Job » Scan the data. Collect each line that contains the word "this".

Data extracted from a collection:
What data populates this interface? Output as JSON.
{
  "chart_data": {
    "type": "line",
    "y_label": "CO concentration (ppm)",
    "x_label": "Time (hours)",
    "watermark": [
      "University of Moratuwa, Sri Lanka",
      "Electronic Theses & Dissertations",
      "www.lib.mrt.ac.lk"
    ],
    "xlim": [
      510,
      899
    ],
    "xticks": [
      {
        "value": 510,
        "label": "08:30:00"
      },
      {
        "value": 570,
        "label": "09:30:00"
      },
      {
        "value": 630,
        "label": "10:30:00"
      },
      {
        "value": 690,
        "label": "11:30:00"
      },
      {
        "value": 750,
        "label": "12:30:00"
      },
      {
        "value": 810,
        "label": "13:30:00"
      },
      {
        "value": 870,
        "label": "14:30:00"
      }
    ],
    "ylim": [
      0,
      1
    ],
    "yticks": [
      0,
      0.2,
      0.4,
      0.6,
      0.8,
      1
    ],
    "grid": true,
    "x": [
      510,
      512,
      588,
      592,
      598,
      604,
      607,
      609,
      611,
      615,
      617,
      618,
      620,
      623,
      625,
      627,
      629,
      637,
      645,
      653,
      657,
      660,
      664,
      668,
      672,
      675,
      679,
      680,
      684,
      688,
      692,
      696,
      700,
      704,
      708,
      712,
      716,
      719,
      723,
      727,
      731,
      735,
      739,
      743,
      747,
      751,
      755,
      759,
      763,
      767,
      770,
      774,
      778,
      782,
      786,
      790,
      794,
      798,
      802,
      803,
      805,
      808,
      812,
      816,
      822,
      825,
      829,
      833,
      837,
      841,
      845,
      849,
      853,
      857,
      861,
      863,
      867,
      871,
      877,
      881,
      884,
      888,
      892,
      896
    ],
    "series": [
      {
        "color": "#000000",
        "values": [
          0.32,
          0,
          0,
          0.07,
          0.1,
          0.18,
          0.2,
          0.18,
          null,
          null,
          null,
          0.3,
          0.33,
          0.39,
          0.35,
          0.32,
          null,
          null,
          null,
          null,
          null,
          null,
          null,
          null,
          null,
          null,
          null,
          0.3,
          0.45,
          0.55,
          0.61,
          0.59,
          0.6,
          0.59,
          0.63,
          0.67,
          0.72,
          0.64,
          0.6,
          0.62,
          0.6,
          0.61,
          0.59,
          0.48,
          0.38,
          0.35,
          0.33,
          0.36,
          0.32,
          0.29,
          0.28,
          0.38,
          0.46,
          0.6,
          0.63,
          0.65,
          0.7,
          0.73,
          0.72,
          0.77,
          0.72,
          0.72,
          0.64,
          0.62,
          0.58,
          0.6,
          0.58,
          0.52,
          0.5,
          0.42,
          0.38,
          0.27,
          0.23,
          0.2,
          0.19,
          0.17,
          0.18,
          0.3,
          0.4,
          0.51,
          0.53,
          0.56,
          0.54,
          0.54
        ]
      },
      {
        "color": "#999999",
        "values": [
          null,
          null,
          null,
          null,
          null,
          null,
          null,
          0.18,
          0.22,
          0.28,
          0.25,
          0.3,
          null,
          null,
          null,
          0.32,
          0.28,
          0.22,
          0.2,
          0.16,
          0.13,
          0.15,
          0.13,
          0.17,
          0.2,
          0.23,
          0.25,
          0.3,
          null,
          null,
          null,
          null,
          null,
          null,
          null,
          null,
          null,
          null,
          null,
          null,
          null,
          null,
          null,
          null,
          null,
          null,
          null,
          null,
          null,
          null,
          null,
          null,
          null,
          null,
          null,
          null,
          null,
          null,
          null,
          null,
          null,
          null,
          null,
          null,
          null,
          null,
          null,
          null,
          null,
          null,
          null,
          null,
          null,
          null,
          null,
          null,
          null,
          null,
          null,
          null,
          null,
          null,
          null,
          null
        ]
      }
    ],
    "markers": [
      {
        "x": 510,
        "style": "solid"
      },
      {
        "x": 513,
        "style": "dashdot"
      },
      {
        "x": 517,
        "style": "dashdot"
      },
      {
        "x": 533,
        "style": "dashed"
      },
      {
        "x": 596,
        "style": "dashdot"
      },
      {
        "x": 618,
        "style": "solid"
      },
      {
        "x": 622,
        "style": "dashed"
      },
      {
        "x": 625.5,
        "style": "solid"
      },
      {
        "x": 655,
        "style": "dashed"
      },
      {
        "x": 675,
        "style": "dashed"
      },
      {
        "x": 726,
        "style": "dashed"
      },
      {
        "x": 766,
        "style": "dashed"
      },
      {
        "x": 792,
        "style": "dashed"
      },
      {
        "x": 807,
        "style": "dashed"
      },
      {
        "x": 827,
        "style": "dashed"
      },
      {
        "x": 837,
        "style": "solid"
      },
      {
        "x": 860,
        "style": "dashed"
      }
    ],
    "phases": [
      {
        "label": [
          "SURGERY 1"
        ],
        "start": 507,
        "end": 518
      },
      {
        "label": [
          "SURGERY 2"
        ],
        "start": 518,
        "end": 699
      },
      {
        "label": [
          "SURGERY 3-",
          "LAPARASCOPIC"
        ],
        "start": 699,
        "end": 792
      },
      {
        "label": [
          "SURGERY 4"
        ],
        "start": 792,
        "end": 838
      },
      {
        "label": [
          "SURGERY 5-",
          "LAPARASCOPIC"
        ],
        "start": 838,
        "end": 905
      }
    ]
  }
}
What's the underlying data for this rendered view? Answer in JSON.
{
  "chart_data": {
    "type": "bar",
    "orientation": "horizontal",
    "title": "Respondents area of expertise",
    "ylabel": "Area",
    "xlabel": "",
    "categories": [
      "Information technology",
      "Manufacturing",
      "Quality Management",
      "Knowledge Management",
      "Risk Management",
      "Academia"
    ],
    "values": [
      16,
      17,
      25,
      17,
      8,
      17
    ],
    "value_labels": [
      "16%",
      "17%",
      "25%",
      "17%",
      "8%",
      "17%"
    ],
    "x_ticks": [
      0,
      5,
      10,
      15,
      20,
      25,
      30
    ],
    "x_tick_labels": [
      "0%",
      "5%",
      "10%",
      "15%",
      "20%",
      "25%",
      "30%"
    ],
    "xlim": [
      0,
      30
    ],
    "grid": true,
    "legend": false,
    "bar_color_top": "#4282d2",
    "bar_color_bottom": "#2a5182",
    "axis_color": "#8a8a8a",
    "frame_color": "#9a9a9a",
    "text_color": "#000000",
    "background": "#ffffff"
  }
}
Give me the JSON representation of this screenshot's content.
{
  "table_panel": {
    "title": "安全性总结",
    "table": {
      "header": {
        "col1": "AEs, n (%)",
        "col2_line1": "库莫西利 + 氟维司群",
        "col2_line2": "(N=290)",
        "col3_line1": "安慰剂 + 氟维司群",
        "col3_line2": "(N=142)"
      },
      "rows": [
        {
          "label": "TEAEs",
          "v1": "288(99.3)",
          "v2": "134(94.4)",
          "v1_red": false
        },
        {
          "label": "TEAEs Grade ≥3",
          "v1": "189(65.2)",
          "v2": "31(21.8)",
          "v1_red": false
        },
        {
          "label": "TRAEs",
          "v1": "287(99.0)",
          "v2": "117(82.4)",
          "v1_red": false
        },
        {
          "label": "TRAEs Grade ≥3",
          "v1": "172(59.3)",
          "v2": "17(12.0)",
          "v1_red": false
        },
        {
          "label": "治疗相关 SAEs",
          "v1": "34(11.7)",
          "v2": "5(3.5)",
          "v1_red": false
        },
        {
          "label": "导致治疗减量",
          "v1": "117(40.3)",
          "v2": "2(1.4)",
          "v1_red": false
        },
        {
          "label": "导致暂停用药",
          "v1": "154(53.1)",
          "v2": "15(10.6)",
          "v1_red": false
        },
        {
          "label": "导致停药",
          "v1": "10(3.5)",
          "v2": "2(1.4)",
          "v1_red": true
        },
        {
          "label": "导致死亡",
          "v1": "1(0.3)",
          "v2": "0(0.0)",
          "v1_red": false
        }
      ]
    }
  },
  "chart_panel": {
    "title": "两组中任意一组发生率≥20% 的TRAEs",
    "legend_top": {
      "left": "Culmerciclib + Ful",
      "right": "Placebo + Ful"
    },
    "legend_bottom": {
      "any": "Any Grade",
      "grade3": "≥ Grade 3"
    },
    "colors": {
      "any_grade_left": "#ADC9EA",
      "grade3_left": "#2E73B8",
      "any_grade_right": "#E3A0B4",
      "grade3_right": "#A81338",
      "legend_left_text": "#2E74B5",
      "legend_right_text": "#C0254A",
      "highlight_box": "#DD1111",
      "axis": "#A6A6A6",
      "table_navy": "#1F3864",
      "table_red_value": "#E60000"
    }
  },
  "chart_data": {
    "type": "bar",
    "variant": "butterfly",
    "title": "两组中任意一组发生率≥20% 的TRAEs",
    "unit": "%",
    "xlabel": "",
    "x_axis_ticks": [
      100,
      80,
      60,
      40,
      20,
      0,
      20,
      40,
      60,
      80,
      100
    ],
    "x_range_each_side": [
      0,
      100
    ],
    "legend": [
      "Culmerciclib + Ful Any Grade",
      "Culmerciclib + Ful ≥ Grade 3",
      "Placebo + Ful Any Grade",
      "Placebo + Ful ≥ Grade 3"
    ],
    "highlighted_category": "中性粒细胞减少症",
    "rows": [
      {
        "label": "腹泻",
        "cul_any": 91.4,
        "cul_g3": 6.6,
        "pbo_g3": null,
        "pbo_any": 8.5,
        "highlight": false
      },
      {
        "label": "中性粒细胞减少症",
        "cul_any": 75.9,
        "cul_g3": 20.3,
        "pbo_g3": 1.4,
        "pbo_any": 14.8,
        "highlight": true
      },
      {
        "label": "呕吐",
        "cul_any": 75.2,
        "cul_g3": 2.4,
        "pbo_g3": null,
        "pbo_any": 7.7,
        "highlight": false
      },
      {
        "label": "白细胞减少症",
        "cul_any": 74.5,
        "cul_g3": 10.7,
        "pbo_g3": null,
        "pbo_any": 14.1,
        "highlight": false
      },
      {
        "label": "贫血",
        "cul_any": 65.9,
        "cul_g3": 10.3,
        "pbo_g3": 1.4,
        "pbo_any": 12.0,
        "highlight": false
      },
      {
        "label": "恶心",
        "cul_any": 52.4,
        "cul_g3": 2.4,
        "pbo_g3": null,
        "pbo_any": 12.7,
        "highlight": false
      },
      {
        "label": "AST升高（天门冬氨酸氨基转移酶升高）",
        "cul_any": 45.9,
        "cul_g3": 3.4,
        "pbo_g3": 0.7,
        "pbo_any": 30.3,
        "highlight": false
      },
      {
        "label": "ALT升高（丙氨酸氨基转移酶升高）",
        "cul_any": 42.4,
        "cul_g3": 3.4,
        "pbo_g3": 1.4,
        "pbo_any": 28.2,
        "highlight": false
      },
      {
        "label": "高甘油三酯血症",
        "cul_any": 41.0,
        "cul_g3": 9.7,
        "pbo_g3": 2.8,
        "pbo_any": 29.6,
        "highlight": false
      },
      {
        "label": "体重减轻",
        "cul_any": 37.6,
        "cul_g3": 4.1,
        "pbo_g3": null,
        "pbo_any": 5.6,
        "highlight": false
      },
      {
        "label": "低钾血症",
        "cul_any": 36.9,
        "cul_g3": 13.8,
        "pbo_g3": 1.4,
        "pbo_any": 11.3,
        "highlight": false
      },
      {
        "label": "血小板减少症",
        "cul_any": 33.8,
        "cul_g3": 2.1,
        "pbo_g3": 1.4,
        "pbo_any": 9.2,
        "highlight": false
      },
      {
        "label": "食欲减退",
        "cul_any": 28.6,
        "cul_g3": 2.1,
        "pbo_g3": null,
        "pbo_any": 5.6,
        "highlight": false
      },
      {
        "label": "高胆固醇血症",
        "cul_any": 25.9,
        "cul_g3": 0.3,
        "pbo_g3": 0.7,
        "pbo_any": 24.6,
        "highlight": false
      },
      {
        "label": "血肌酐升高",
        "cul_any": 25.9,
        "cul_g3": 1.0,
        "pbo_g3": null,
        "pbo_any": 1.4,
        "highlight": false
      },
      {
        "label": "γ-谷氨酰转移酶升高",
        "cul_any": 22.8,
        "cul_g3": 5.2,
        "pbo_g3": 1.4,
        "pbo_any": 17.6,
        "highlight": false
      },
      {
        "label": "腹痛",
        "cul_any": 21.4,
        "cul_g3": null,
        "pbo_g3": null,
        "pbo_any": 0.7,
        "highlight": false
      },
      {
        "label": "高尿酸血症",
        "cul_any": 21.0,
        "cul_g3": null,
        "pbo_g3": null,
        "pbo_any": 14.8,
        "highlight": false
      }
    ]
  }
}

Finished answer »
What data populates this interface? Output as JSON.
What's the underlying data for this rendered view? Answer in JSON.
Give me the JSON representation of this screenshot's content.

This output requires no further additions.